[Box coordinate listings]
● ● ● ● ●
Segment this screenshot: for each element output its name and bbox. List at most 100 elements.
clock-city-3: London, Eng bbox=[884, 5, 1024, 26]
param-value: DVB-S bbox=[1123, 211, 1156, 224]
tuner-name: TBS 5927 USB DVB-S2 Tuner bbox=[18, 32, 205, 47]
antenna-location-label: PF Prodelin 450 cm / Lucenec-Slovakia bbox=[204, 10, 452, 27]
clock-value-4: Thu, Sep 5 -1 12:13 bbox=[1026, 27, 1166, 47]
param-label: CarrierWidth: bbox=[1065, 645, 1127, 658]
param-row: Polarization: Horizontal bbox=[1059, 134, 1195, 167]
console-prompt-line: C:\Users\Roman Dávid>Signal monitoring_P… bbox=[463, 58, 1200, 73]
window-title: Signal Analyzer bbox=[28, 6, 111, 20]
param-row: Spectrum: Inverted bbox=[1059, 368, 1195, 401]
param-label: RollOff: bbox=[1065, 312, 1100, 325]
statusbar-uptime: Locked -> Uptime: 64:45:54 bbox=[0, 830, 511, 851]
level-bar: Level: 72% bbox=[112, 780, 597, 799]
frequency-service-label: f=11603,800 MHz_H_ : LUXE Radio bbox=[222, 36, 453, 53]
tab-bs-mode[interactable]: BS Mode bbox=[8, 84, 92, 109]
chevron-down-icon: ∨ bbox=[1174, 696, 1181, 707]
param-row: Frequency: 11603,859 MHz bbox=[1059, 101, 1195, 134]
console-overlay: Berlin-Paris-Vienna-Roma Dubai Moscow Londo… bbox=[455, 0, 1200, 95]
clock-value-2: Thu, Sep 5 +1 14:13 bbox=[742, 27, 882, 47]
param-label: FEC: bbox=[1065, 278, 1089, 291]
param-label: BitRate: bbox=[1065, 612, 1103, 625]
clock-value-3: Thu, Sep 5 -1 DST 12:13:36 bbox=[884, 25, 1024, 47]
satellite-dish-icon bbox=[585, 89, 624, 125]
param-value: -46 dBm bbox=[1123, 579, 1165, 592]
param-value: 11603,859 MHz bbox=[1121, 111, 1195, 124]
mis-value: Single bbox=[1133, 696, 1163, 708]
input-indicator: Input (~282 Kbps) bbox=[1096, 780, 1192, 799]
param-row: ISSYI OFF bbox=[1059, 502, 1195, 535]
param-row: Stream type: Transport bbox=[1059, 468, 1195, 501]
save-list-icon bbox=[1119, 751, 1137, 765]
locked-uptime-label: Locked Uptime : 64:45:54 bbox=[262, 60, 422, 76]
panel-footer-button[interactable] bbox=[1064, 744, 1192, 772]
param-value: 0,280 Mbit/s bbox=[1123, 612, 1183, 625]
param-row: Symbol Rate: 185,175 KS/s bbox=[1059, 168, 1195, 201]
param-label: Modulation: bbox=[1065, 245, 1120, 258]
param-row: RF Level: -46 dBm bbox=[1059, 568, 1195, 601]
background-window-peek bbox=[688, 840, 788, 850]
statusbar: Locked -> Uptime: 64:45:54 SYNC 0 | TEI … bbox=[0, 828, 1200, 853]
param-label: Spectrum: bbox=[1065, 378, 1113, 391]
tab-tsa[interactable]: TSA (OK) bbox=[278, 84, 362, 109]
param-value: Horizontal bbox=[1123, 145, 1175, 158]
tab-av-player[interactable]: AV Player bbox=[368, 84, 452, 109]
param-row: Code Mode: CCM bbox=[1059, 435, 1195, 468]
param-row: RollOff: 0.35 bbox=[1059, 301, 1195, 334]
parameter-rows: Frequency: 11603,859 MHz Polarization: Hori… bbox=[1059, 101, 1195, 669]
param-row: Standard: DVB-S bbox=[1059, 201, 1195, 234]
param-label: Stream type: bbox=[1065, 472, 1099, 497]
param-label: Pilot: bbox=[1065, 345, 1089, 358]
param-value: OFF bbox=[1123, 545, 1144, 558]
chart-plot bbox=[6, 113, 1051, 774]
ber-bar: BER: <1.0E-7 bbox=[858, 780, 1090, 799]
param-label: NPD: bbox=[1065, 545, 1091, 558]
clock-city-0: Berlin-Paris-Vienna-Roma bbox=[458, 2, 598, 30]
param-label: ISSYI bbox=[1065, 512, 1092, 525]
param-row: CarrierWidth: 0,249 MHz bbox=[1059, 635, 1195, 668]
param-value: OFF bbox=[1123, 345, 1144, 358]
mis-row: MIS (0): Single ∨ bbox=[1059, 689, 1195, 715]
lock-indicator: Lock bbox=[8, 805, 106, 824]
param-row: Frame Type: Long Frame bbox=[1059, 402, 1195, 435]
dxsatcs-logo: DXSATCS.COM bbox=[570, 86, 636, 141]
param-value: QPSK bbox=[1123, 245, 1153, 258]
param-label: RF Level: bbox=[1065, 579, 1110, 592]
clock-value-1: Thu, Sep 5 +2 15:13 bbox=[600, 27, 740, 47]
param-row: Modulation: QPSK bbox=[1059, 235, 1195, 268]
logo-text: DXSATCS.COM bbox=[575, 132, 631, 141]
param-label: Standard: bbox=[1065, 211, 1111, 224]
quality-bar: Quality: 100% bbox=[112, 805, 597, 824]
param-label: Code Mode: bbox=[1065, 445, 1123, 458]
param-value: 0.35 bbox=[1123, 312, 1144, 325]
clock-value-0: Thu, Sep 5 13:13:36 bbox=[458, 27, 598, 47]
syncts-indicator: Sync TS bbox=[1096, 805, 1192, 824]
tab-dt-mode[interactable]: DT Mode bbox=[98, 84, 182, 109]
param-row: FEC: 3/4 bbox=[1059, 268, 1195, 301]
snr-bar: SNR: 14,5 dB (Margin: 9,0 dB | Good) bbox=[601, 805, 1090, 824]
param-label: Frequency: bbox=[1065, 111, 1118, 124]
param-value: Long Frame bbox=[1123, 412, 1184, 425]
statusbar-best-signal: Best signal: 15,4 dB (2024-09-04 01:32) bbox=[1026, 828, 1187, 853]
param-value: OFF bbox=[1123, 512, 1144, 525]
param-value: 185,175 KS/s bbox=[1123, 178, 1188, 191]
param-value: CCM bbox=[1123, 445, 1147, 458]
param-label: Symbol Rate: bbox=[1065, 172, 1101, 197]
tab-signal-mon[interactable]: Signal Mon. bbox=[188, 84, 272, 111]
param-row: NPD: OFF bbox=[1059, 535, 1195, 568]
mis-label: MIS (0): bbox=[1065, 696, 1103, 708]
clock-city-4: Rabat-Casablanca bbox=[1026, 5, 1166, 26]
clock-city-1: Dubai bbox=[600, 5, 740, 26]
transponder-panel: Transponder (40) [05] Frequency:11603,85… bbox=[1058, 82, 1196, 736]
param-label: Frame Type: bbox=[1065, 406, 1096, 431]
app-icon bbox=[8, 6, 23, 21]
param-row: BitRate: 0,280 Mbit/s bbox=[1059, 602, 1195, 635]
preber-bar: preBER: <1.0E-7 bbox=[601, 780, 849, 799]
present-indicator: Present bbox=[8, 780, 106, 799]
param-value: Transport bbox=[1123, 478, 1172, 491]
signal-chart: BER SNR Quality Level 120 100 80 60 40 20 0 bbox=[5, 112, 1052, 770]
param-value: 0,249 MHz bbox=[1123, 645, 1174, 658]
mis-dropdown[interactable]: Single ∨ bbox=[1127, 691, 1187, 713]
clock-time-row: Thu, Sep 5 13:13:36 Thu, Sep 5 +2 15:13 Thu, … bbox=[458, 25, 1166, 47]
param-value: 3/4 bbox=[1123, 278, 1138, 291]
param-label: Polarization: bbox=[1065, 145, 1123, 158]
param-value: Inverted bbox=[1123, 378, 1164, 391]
● ● ● ● ●
- WHAT IS REQUIRED
Reproduce the lines of the data above word for word, covering every one of them.

- ANSWER FOR THE TASK
Segment this screenshot: for each element output its name and bbox. List at most 100 elements.
clock-city-3: London, Eng bbox=[884, 5, 1024, 26]
param-value: DVB-S bbox=[1123, 211, 1156, 224]
tuner-name: TBS 5927 USB DVB-S2 Tuner bbox=[18, 32, 205, 47]
antenna-location-label: PF Prodelin 450 cm / Lucenec-Slovakia bbox=[204, 10, 452, 27]
clock-value-4: Thu, Sep 5 -1 12:13 bbox=[1026, 27, 1166, 47]
param-label: CarrierWidth: bbox=[1065, 645, 1127, 658]
param-row: Polarization: Horizontal bbox=[1059, 134, 1195, 167]
console-prompt-line: C:\Users\Roman Dávid>Signal monitoring_P… bbox=[463, 58, 1200, 73]
window-title: Signal Analyzer bbox=[28, 6, 111, 20]
param-row: Spectrum: Inverted bbox=[1059, 368, 1195, 401]
param-label: RollOff: bbox=[1065, 312, 1100, 325]
statusbar-uptime: Locked -> Uptime: 64:45:54 bbox=[0, 830, 511, 851]
level-bar: Level: 72% bbox=[112, 780, 597, 799]
frequency-service-label: f=11603,800 MHz_H_ : LUXE Radio bbox=[222, 36, 453, 53]
tab-bs-mode[interactable]: BS Mode bbox=[8, 84, 92, 109]
chevron-down-icon: ∨ bbox=[1174, 696, 1181, 707]
param-row: Frequency: 11603,859 MHz bbox=[1059, 101, 1195, 134]
console-overlay: Berlin-Paris-Vienna-Roma Dubai Moscow Londo… bbox=[455, 0, 1200, 95]
clock-value-2: Thu, Sep 5 +1 14:13 bbox=[742, 27, 882, 47]
param-label: FEC: bbox=[1065, 278, 1089, 291]
param-label: BitRate: bbox=[1065, 612, 1103, 625]
clock-value-3: Thu, Sep 5 -1 DST 12:13:36 bbox=[884, 25, 1024, 47]
satellite-dish-icon bbox=[585, 89, 624, 125]
param-value: -46 dBm bbox=[1123, 579, 1165, 592]
param-value: 11603,859 MHz bbox=[1121, 111, 1195, 124]
mis-value: Single bbox=[1133, 696, 1163, 708]
input-indicator: Input (~282 Kbps) bbox=[1096, 780, 1192, 799]
param-row: ISSYI OFF bbox=[1059, 502, 1195, 535]
param-row: Stream type: Transport bbox=[1059, 468, 1195, 501]
save-list-icon bbox=[1119, 751, 1137, 765]
locked-uptime-label: Locked Uptime : 64:45:54 bbox=[262, 60, 422, 76]
panel-footer-button[interactable] bbox=[1064, 744, 1192, 772]
param-value: 0,280 Mbit/s bbox=[1123, 612, 1183, 625]
param-row: Symbol Rate: 185,175 KS/s bbox=[1059, 168, 1195, 201]
param-label: Modulation: bbox=[1065, 245, 1120, 258]
param-row: RF Level: -46 dBm bbox=[1059, 568, 1195, 601]
background-window-peek bbox=[688, 840, 788, 850]
statusbar: Locked -> Uptime: 64:45:54 SYNC 0 | TEI … bbox=[0, 828, 1200, 853]
param-label: Spectrum: bbox=[1065, 378, 1113, 391]
tab-tsa[interactable]: TSA (OK) bbox=[278, 84, 362, 109]
param-value: Horizontal bbox=[1123, 145, 1175, 158]
tab-av-player[interactable]: AV Player bbox=[368, 84, 452, 109]
param-row: Code Mode: CCM bbox=[1059, 435, 1195, 468]
param-row: RollOff: 0.35 bbox=[1059, 301, 1195, 334]
parameter-rows: Frequency: 11603,859 MHz Polarization: Hori… bbox=[1059, 101, 1195, 669]
param-row: Standard: DVB-S bbox=[1059, 201, 1195, 234]
param-label: Stream type: bbox=[1065, 472, 1099, 497]
param-label: Pilot: bbox=[1065, 345, 1089, 358]
param-value: OFF bbox=[1123, 545, 1144, 558]
chart-plot bbox=[6, 113, 1051, 774]
ber-bar: BER: <1.0E-7 bbox=[858, 780, 1090, 799]
param-label: NPD: bbox=[1065, 545, 1091, 558]
clock-city-0: Berlin-Paris-Vienna-Roma bbox=[458, 2, 598, 30]
param-label: ISSYI bbox=[1065, 512, 1092, 525]
param-row: CarrierWidth: 0,249 MHz bbox=[1059, 635, 1195, 668]
param-value: OFF bbox=[1123, 345, 1144, 358]
mis-row: MIS (0): Single ∨ bbox=[1059, 689, 1195, 715]
lock-indicator: Lock bbox=[8, 805, 106, 824]
param-row: Frame Type: Long Frame bbox=[1059, 402, 1195, 435]
dxsatcs-logo: DXSATCS.COM bbox=[570, 86, 636, 141]
param-value: QPSK bbox=[1123, 245, 1153, 258]
param-label: RF Level: bbox=[1065, 579, 1110, 592]
clock-value-1: Thu, Sep 5 +2 15:13 bbox=[600, 27, 740, 47]
param-row: Modulation: QPSK bbox=[1059, 235, 1195, 268]
logo-text: DXSATCS.COM bbox=[575, 132, 631, 141]
param-label: Standard: bbox=[1065, 211, 1111, 224]
quality-bar: Quality: 100% bbox=[112, 805, 597, 824]
param-label: Code Mode: bbox=[1065, 445, 1123, 458]
param-value: 0.35 bbox=[1123, 312, 1144, 325]
clock-value-0: Thu, Sep 5 13:13:36 bbox=[458, 27, 598, 47]
syncts-indicator: Sync TS bbox=[1096, 805, 1192, 824]
tab-dt-mode[interactable]: DT Mode bbox=[98, 84, 182, 109]
param-row: FEC: 3/4 bbox=[1059, 268, 1195, 301]
snr-bar: SNR: 14,5 dB (Margin: 9,0 dB | Good) bbox=[601, 805, 1090, 824]
param-label: Frequency: bbox=[1065, 111, 1118, 124]
param-value: Long Frame bbox=[1123, 412, 1184, 425]
statusbar-best-signal: Best signal: 15,4 dB (2024-09-04 01:32) bbox=[1026, 828, 1187, 853]
param-value: OFF bbox=[1123, 512, 1144, 525]
param-value: 185,175 KS/s bbox=[1123, 178, 1188, 191]
param-value: CCM bbox=[1123, 445, 1147, 458]
param-label: Symbol Rate: bbox=[1065, 172, 1101, 197]
tab-signal-mon[interactable]: Signal Mon. bbox=[188, 84, 272, 111]
param-row: NPD: OFF bbox=[1059, 535, 1195, 568]
mis-label: MIS (0): bbox=[1065, 696, 1103, 708]
clock-city-4: Rabat-Casablanca bbox=[1026, 5, 1166, 26]
clock-city-1: Dubai bbox=[600, 5, 740, 26]
transponder-panel: Transponder (40) [05] Frequency:11603,85… bbox=[1058, 82, 1196, 736]
param-label: Frame Type: bbox=[1065, 406, 1096, 431]
app-icon bbox=[8, 6, 23, 21]
param-row: BitRate: 0,280 Mbit/s bbox=[1059, 602, 1195, 635]
preber-bar: preBER: <1.0E-7 bbox=[601, 780, 849, 799]
present-indicator: Present bbox=[8, 780, 106, 799]
param-value: Transport bbox=[1123, 478, 1172, 491]
signal-chart: BER SNR Quality Level 120 100 80 60 40 20 0 bbox=[5, 112, 1052, 770]
param-value: 0,249 MHz bbox=[1123, 645, 1174, 658]
mis-dropdown[interactable]: Single ∨ bbox=[1127, 691, 1187, 713]
clock-time-row: Thu, Sep 5 13:13:36 Thu, Sep 5 +2 15:13 Thu, … bbox=[458, 25, 1166, 47]
param-value: 3/4 bbox=[1123, 278, 1138, 291]
param-label: Polarization: bbox=[1065, 145, 1123, 158]
param-value: Inverted bbox=[1123, 378, 1164, 391]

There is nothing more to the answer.